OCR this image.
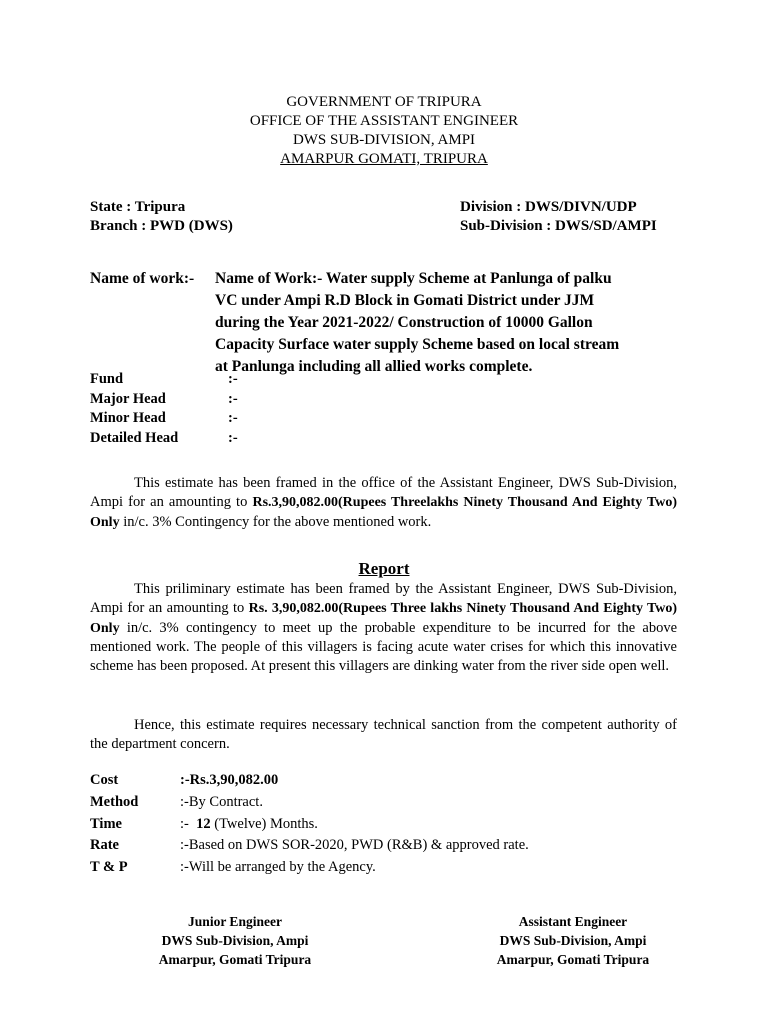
GOVERNMENT OF TRIPURA
OFFICE OF THE ASSISTANT ENGINEER
DWS SUB-DIVISION, AMPI
AMARPUR GOMATI, TRIPURA
State : Tripura
Branch : PWD (DWS)
Division : DWS/DIVN/UDP
Sub-Division : DWS/SD/AMPI
Name of work:- Name of Work:- Water supply Scheme at Panlunga of palku
VC under Ampi R.D Block in Gomati District under JJM
during the Year 2021-2022/ Construction of 10000 Gallon
Capacity Surface water supply Scheme based on local stream
at Panlunga including all allied works complete.
Fund	:-
Major Head	:-
Minor Head	:-
Detailed Head	:-
This estimate has been framed in the office of the Assistant Engineer, DWS Sub-Division, Ampi for an amounting to Rs.3,90,082.00(Rupees Threelakhs Ninety Thousand And Eighty Two) Only in/c. 3% Contingency for the above mentioned work.
Report
This priliminary estimate has been framed by the Assistant Engineer, DWS Sub-Division, Ampi for an amounting to Rs. 3,90,082.00(Rupees Three lakhs Ninety Thousand And Eighty Two) Only in/c. 3% contingency to meet up the probable expenditure to be incurred for the above mentioned work. The people of this villagers is facing acute water crises for which this innovative scheme has been proposed. At present this villagers are dinking water from the river side open well.
Hence, this estimate requires necessary technical sanction from the competent authority of the department concern.
Cost	:-Rs.3,90,082.00
Method	:-By Contract.
Time	:- 12 (Twelve) Months.
Rate	:-Based on DWS SOR-2020, PWD (R&B) & approved rate.
T & P	:-Will be arranged by the Agency.
Junior Engineer
DWS Sub-Division, Ampi
Amarpur, Gomati Tripura
Assistant Engineer
DWS Sub-Division, Ampi
Amarpur, Gomati Tripura
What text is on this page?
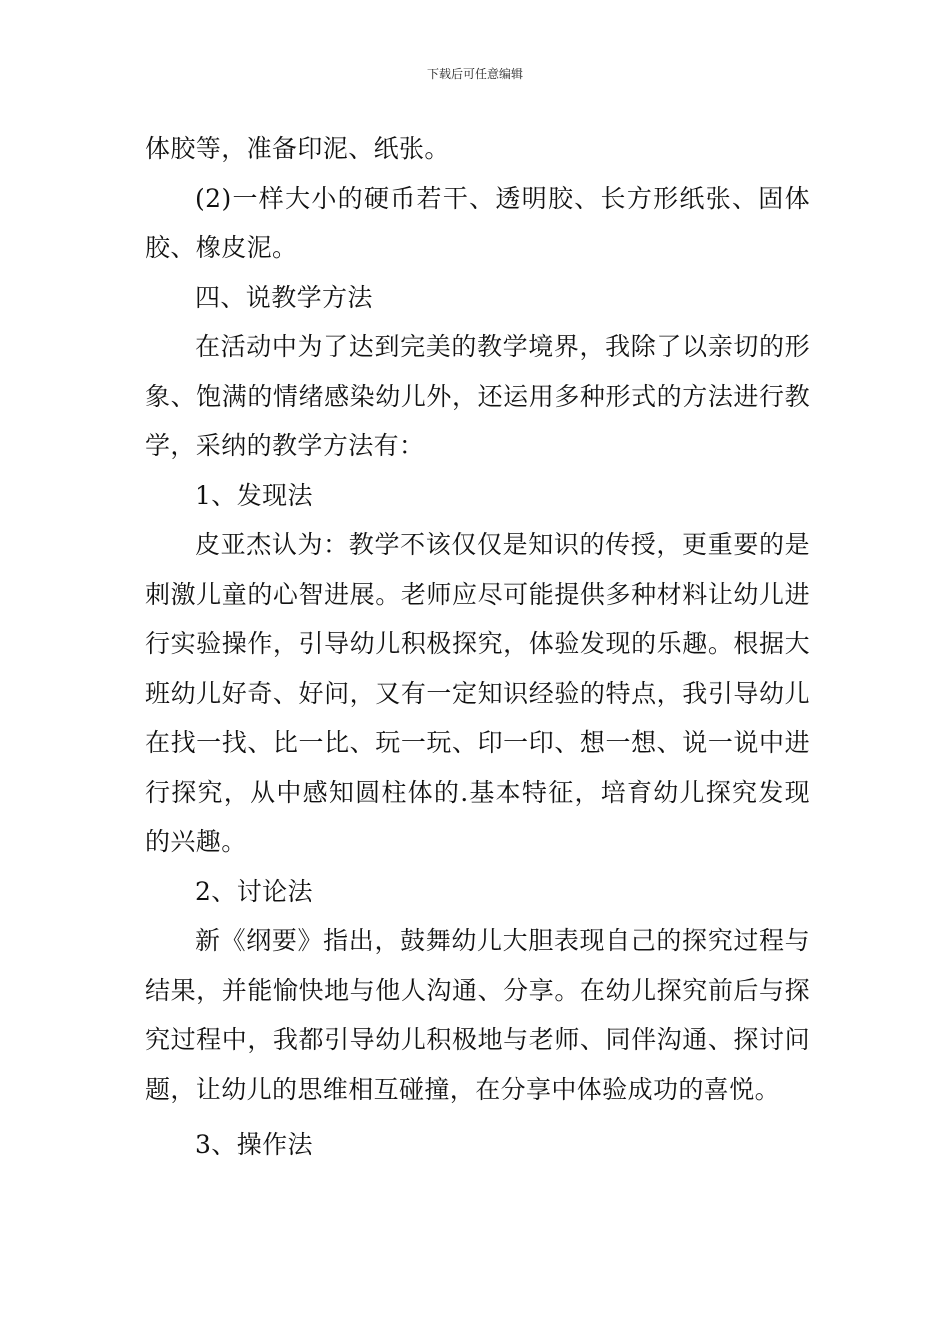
下载后可任意编辑

体胶等，准备印泥、纸张。

(2)一样大小的硬币若干、透明胶、长方形纸张、固体胶、橡皮泥。

四、说教学方法

在活动中为了达到完美的教学境界，我除了以亲切的形象、饱满的情绪感染幼儿外，还运用多种形式的方法进行教学，采纳的教学方法有：

1、发现法

皮亚杰认为：教学不该仅仅是知识的传授，更重要的是刺激儿童的心智进展。老师应尽可能提供多种材料让幼儿进行实验操作，引导幼儿积极探究，体验发现的乐趣。根据大班幼儿好奇、好问，又有一定知识经验的特点，我引导幼儿在找一找、比一比、玩一玩、印一印、想一想、说一说中进行探究，从中感知圆柱体的.基本特征，培育幼儿探究发现的兴趣。

2、讨论法

新《纲要》指出，鼓舞幼儿大胆表现自己的探究过程与结果，并能愉快地与他人沟通、分享。在幼儿探究前后与探究过程中，我都引导幼儿积极地与老师、同伴沟通、探讨问题，让幼儿的思维相互碰撞，在分享中体验成功的喜悦。

3、操作法
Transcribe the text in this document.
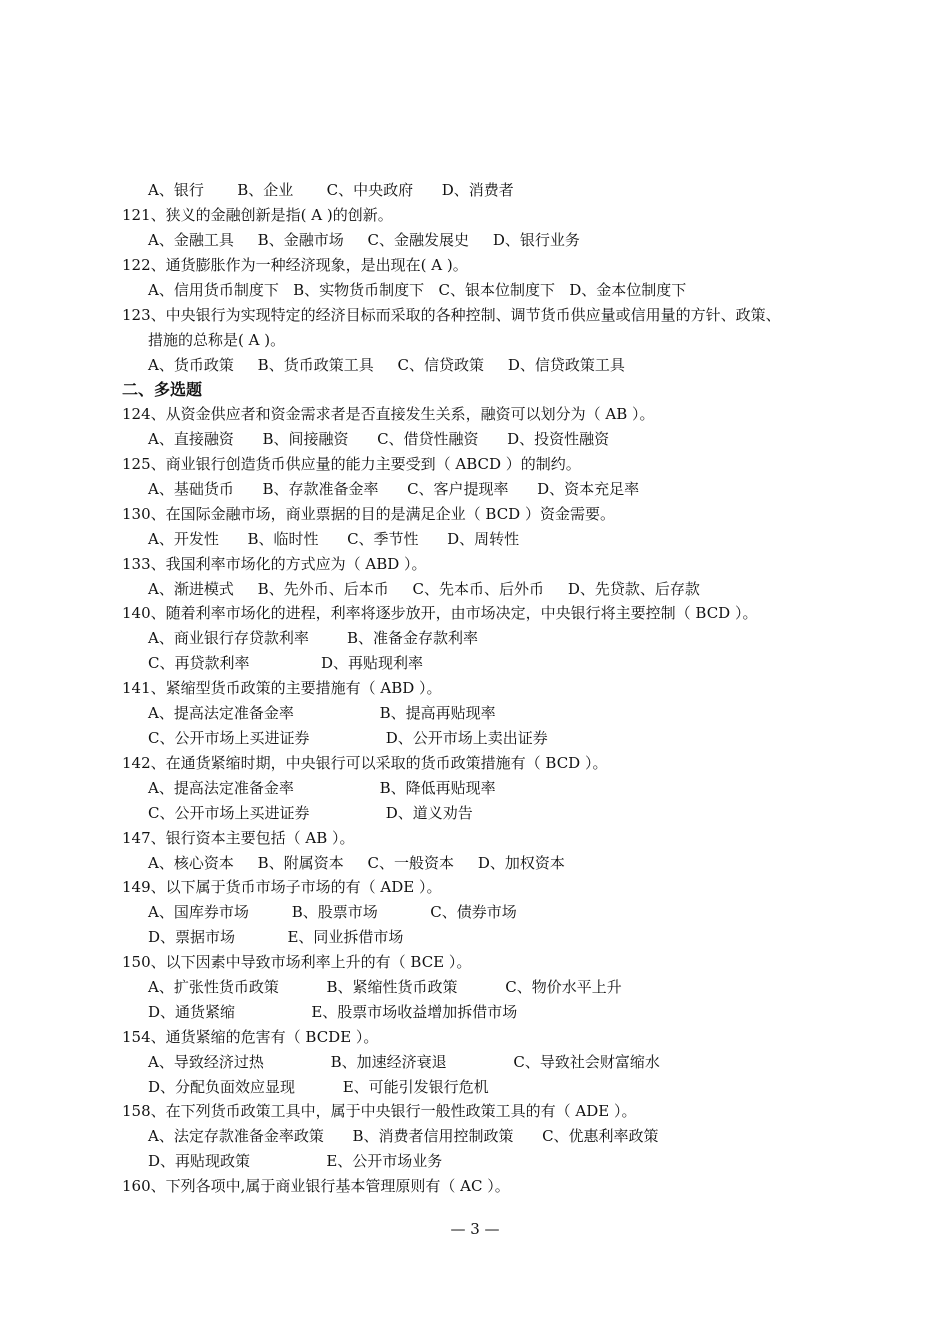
A、银行       B、企业       C、中央政府      D、消费者
121、狭义的金融创新是指( A )的创新。
A、金融工具     B、金融市场     C、金融发展史     D、银行业务
122、通货膨胀作为一种经济现象，是出现在( A )。
A、信用货币制度下   B、实物货币制度下   C、银本位制度下   D、金本位制度下
123、中央银行为实现特定的经济目标而采取的各种控制、调节货币供应量或信用量的方针、政策、
措施的总称是( A )。
A、货币政策     B、货币政策工具     C、信贷政策     D、信贷政策工具
二、多选题
124、从资金供应者和资金需求者是否直接发生关系，融资可以划分为（ AB ）。
A、直接融资      B、间接融资      C、借贷性融资      D、投资性融资
125、商业银行创造货币供应量的能力主要受到（ ABCD ）的制约。
A、基础货币      B、存款准备金率      C、客户提现率      D、资本充足率
130、在国际金融市场，商业票据的目的是满足企业（ BCD ）资金需要。
A、开发性      B、临时性      C、季节性      D、周转性
133、我国利率市场化的方式应为（ ABD ）。
A、渐进模式     B、先外币、后本币     C、先本币、后外币     D、先贷款、后存款
140、随着利率市场化的进程，利率将逐步放开，由市场决定，中央银行将主要控制（ BCD ）。
A、商业银行存贷款利率        B、准备金存款利率
C、再贷款利率               D、再贴现利率
141、紧缩型货币政策的主要措施有（ ABD ）。
A、提高法定准备金率                  B、提高再贴现率
C、公开市场上买进证券                D、公开市场上卖出证券
142、在通货紧缩时期，中央银行可以采取的货币政策措施有（ BCD ）。
A、提高法定准备金率                  B、降低再贴现率
C、公开市场上买进证券                D、道义劝告
147、银行资本主要包括（ AB ）。
A、核心资本     B、附属资本     C、一般资本     D、加权资本
149、以下属于货币市场子市场的有（ ADE ）。
A、国库券市场         B、股票市场           C、债券市场
D、票据市场           E、同业拆借市场
150、以下因素中导致市场利率上升的有（ BCE ）。
A、扩张性货币政策          B、紧缩性货币政策          C、物价水平上升
D、通货紧缩                E、股票市场收益增加拆借市场
154、通货紧缩的危害有（ BCDE ）。
A、导致经济过热              B、加速经济衰退              C、导致社会财富缩水
D、分配负面效应显现          E、可能引发银行危机
158、在下列货币政策工具中，属于中央银行一般性政策工具的有（ ADE ）。
A、法定存款准备金率政策      B、消费者信用控制政策      C、优惠利率政策
D、再贴现政策                E、公开市场业务
160、下列各项中,属于商业银行基本管理原则有（ AC ）。
— 3 —
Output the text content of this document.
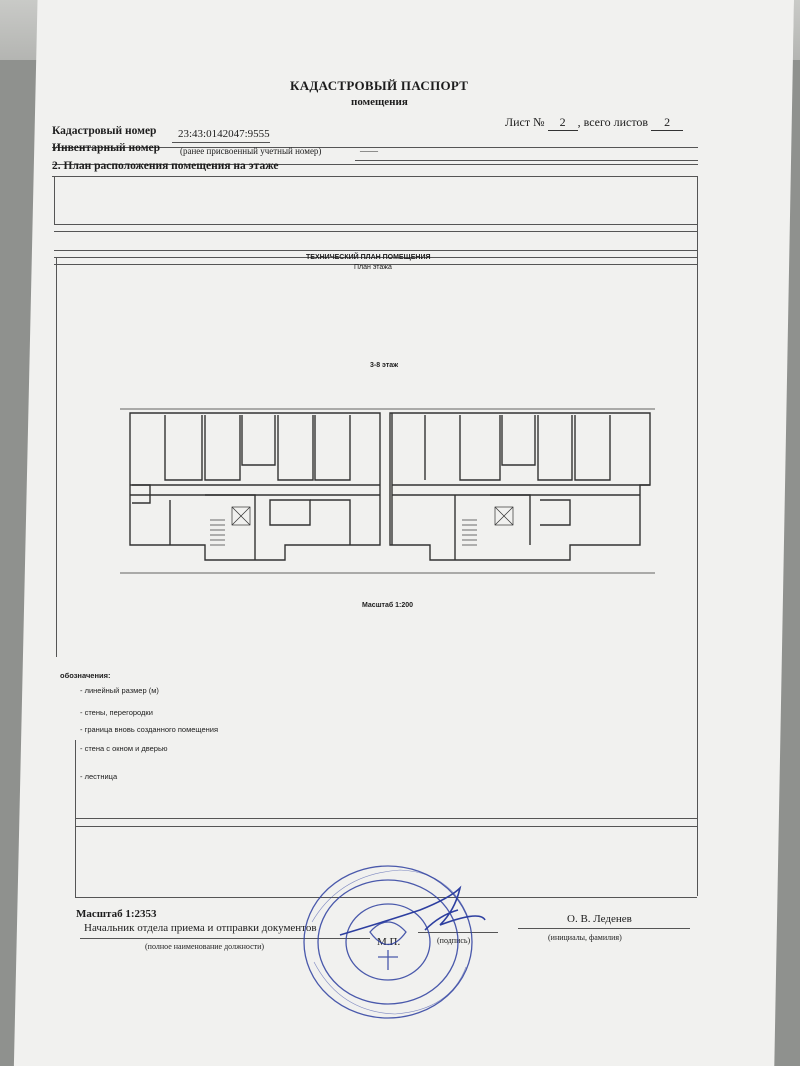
КАДАСТРОВЫЙ ПАСПОРТ
помещения
Лист № 2 , всего листов 2
Кадастровый номер 23:43:0142047:9555
Инвентарный номер (ранее присвоенный учетный номер)	——
2. План расположения помещения на этаже
ТЕХНИЧЕСКИЙ ПЛАН ПОМЕЩЕНИЯ
План этажа
3-8 этаж
Масштаб 1:200
обозначения:
- линейный размер (м)
- стены, перегородки
- граница вновь созданного помещения
- стена с окном и дверью
- лестница
Масштаб 1:2353
Начальник отдела приема и отправки документов
(полное наименование должности)	М.П.	(подпись)
О. В. Леденев
(инициалы, фамилия)
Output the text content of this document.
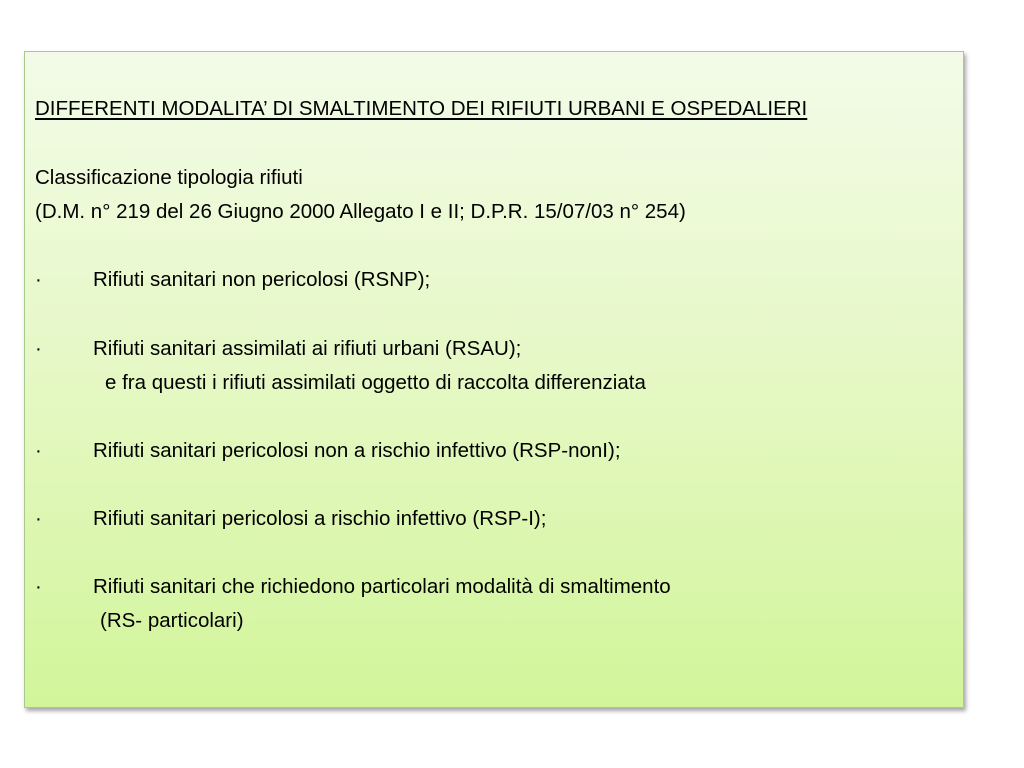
DIFFERENTI MODALITA’ DI SMALTIMENTO DEI RIFIUTI URBANI E OSPEDALIERI
Classificazione tipologia rifiuti
(D.M. n° 219 del 26 Giugno 2000 Allegato I e II; D.P.R. 15/07/03 n° 254)
· Rifiuti sanitari non pericolosi (RSNP);
· Rifiuti sanitari assimilati ai rifiuti urbani (RSAU);
e fra questi i rifiuti assimilati oggetto di raccolta differenziata
· Rifiuti sanitari pericolosi non a rischio infettivo (RSP-nonI);
· Rifiuti sanitari pericolosi a rischio infettivo (RSP-I);
· Rifiuti sanitari che richiedono particolari modalità di smaltimento
(RS- particolari)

Goal →
Locate the word "Head" in the records and collect each line it appears in.

Reply to the task →
Major Head	:-
Minor Head	:-
Detailed Head	:-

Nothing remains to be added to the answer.